■ JOB ■
Retype the material word for word.

----------

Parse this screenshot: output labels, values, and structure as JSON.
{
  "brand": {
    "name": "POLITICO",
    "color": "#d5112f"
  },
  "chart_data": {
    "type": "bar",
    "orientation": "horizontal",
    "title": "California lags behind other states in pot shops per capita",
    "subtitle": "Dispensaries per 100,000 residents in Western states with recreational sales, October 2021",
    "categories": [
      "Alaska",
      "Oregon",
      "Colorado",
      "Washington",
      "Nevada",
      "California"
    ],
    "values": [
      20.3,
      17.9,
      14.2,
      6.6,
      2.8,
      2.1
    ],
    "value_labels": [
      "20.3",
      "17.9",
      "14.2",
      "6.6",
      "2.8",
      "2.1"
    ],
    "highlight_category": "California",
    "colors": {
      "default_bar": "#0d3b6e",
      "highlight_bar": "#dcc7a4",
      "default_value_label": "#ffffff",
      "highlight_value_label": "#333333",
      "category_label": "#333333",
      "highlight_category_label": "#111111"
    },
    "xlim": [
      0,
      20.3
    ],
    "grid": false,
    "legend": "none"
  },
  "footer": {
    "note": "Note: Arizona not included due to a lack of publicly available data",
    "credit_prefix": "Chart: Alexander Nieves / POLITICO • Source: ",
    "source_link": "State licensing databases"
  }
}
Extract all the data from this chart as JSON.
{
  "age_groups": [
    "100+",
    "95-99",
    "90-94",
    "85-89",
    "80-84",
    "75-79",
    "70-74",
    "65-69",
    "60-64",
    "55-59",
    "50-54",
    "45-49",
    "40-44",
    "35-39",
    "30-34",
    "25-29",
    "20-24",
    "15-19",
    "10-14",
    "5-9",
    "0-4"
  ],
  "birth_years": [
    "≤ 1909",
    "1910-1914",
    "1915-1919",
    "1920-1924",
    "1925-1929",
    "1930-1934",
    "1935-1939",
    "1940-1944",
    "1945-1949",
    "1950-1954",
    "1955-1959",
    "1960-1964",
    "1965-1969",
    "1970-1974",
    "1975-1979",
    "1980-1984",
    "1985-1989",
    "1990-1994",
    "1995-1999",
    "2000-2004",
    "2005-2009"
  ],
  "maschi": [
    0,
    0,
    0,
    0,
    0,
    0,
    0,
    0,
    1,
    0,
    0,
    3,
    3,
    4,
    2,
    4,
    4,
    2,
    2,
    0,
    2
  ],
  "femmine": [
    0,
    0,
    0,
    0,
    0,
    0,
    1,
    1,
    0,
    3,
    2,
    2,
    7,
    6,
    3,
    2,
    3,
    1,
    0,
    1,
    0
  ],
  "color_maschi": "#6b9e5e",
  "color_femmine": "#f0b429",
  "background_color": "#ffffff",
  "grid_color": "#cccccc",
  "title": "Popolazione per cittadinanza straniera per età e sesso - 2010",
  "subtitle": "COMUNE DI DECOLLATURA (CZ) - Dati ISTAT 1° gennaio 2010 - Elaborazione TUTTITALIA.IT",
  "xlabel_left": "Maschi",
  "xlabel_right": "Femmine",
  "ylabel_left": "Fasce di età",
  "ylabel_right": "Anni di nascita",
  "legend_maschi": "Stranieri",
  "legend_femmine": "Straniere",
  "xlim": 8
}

----------

■ OUTPUT BELOW ■
Parse this screenshot: output labels, values, and structure as JSON.
{
  "brand": {
    "name": "POLITICO",
    "color": "#d5112f"
  },
  "chart_data": {
    "type": "bar",
    "orientation": "horizontal",
    "title": "California lags behind other states in pot shops per capita",
    "subtitle": "Dispensaries per 100,000 residents in Western states with recreational sales, October 2021",
    "categories": [
      "Alaska",
      "Oregon",
      "Colorado",
      "Washington",
      "Nevada",
      "California"
    ],
    "values": [
      20.3,
      17.9,
      14.2,
      6.6,
      2.8,
      2.1
    ],
    "value_labels": [
      "20.3",
      "17.9",
      "14.2",
      "6.6",
      "2.8",
      "2.1"
    ],
    "highlight_category": "California",
    "colors": {
      "default_bar": "#0d3b6e",
      "highlight_bar": "#dcc7a4",
      "default_value_label": "#ffffff",
      "highlight_value_label": "#333333",
      "category_label": "#333333",
      "highlight_category_label": "#111111"
    },
    "xlim": [
      0,
      20.3
    ],
    "grid": false,
    "legend": "none"
  },
  "footer": {
    "note": "Note: Arizona not included due to a lack of publicly available data",
    "credit_prefix": "Chart: Alexander Nieves / POLITICO • Source: ",
    "source_link": "State licensing databases"
  }
}
Extract all the data from this chart as JSON.
{
  "age_groups": [
    "100+",
    "95-99",
    "90-94",
    "85-89",
    "80-84",
    "75-79",
    "70-74",
    "65-69",
    "60-64",
    "55-59",
    "50-54",
    "45-49",
    "40-44",
    "35-39",
    "30-34",
    "25-29",
    "20-24",
    "15-19",
    "10-14",
    "5-9",
    "0-4"
  ],
  "birth_years": [
    "≤ 1909",
    "1910-1914",
    "1915-1919",
    "1920-1924",
    "1925-1929",
    "1930-1934",
    "1935-1939",
    "1940-1944",
    "1945-1949",
    "1950-1954",
    "1955-1959",
    "1960-1964",
    "1965-1969",
    "1970-1974",
    "1975-1979",
    "1980-1984",
    "1985-1989",
    "1990-1994",
    "1995-1999",
    "2000-2004",
    "2005-2009"
  ],
  "maschi": [
    0,
    0,
    0,
    0,
    0,
    0,
    0,
    0,
    1,
    0,
    0,
    3,
    3,
    4,
    2,
    4,
    4,
    2,
    2,
    0,
    2
  ],
  "femmine": [
    0,
    0,
    0,
    0,
    0,
    0,
    1,
    1,
    0,
    3,
    2,
    2,
    7,
    6,
    3,
    2,
    3,
    1,
    0,
    1,
    0
  ],
  "color_maschi": "#6b9e5e",
  "color_femmine": "#f0b429",
  "background_color": "#ffffff",
  "grid_color": "#cccccc",
  "title": "Popolazione per cittadinanza straniera per età e sesso - 2010",
  "subtitle": "COMUNE DI DECOLLATURA (CZ) - Dati ISTAT 1° gennaio 2010 - Elaborazione TUTTITALIA.IT",
  "xlabel_left": "Maschi",
  "xlabel_right": "Femmine",
  "ylabel_left": "Fasce di età",
  "ylabel_right": "Anni di nascita",
  "legend_maschi": "Stranieri",
  "legend_femmine": "Straniere",
  "xlim": 8
}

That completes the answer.